▸ What the task requires: Return the records that follow unaltered. Omit every picture.

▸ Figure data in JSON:
--------------------------------------------------

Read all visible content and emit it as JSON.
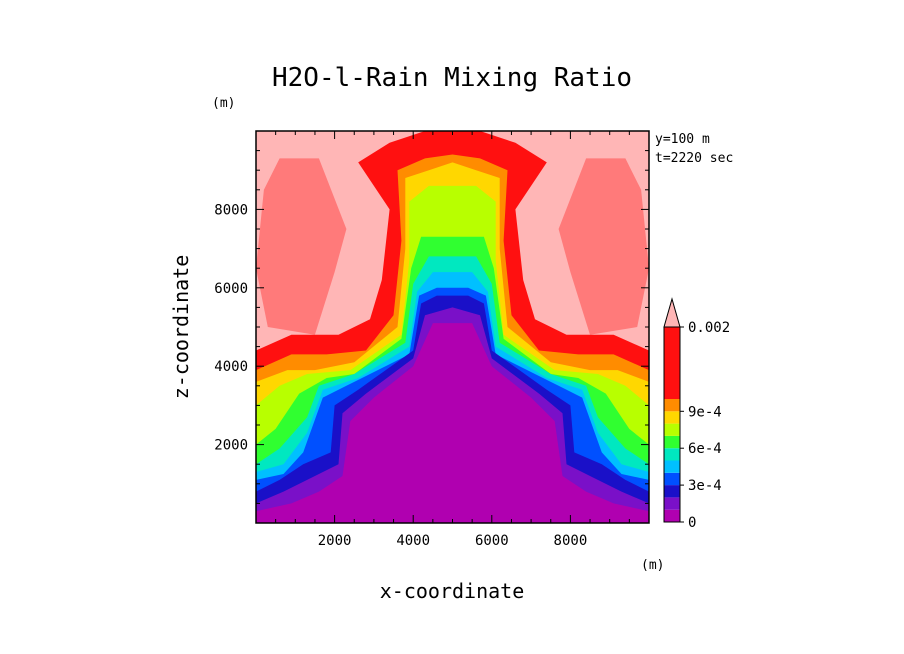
{
  "chart_data": {
    "type": "heatmap",
    "title": "H2O-l-Rain Mixing Ratio",
    "xlabel": "x-coordinate",
    "ylabel": "z-coordinate",
    "x_unit": "(m)",
    "y_unit": "(m)",
    "annotations": [
      "y=100 m",
      "t=2220 sec"
    ],
    "xlim": [
      0,
      10000
    ],
    "ylim": [
      0,
      10000
    ],
    "x_ticks": [
      2000,
      4000,
      6000,
      8000
    ],
    "y_ticks": [
      2000,
      4000,
      6000,
      8000
    ],
    "x_tick_labels": [
      "2000",
      "4000",
      "6000",
      "8000"
    ],
    "y_tick_labels": [
      "2000",
      "4000",
      "6000",
      "8000"
    ],
    "colorbar": {
      "levels": [
        0,
        0.0001,
        0.0002,
        0.0003,
        0.0004,
        0.0005,
        0.0006,
        0.0007,
        0.0008,
        0.0009,
        0.001,
        0.002
      ],
      "colors": [
        "#b000b0",
        "#7a10c8",
        "#1a10c8",
        "#0050ff",
        "#00c0ff",
        "#00e8c0",
        "#30ff30",
        "#b8ff00",
        "#ffd700",
        "#ff8c00",
        "#ff1010",
        "#ff7a7a",
        "#ffb6b6"
      ],
      "tick_labels": [
        "0",
        "3e-4",
        "6e-4",
        "9e-4",
        "0.002"
      ],
      "tick_level_index": [
        0,
        3,
        6,
        9,
        11
      ],
      "extend": "max"
    },
    "field_description_contours": [
      {
        "level_index": 12,
        "bounds": "full domain background (>0.002)"
      },
      {
        "level_index": 11,
        "value_range": [
          0.001,
          0.002
        ]
      }
    ]
  }
}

--------------------------------------------------

▸ Task response:
Read all visible content and emit it as JSON.
{
  "chart_data": {
    "type": "heatmap",
    "title": "H2O-l-Rain Mixing Ratio",
    "xlabel": "x-coordinate",
    "ylabel": "z-coordinate",
    "x_unit": "(m)",
    "y_unit": "(m)",
    "annotations": [
      "y=100 m",
      "t=2220 sec"
    ],
    "xlim": [
      0,
      10000
    ],
    "ylim": [
      0,
      10000
    ],
    "x_ticks": [
      2000,
      4000,
      6000,
      8000
    ],
    "y_ticks": [
      2000,
      4000,
      6000,
      8000
    ],
    "x_tick_labels": [
      "2000",
      "4000",
      "6000",
      "8000"
    ],
    "y_tick_labels": [
      "2000",
      "4000",
      "6000",
      "8000"
    ],
    "colorbar": {
      "levels": [
        0,
        0.0001,
        0.0002,
        0.0003,
        0.0004,
        0.0005,
        0.0006,
        0.0007,
        0.0008,
        0.0009,
        0.001,
        0.002
      ],
      "colors": [
        "#b000b0",
        "#7a10c8",
        "#1a10c8",
        "#0050ff",
        "#00c0ff",
        "#00e8c0",
        "#30ff30",
        "#b8ff00",
        "#ffd700",
        "#ff8c00",
        "#ff1010",
        "#ff7a7a",
        "#ffb6b6"
      ],
      "tick_labels": [
        "0",
        "3e-4",
        "6e-4",
        "9e-4",
        "0.002"
      ],
      "tick_level_index": [
        0,
        3,
        6,
        9,
        11
      ],
      "extend": "max"
    },
    "field_description_contours": [
      {
        "level_index": 12,
        "bounds": "full domain background (>0.002)"
      },
      {
        "level_index": 11,
        "value_range": [
          0.001,
          0.002
        ]
      }
    ]
  }
}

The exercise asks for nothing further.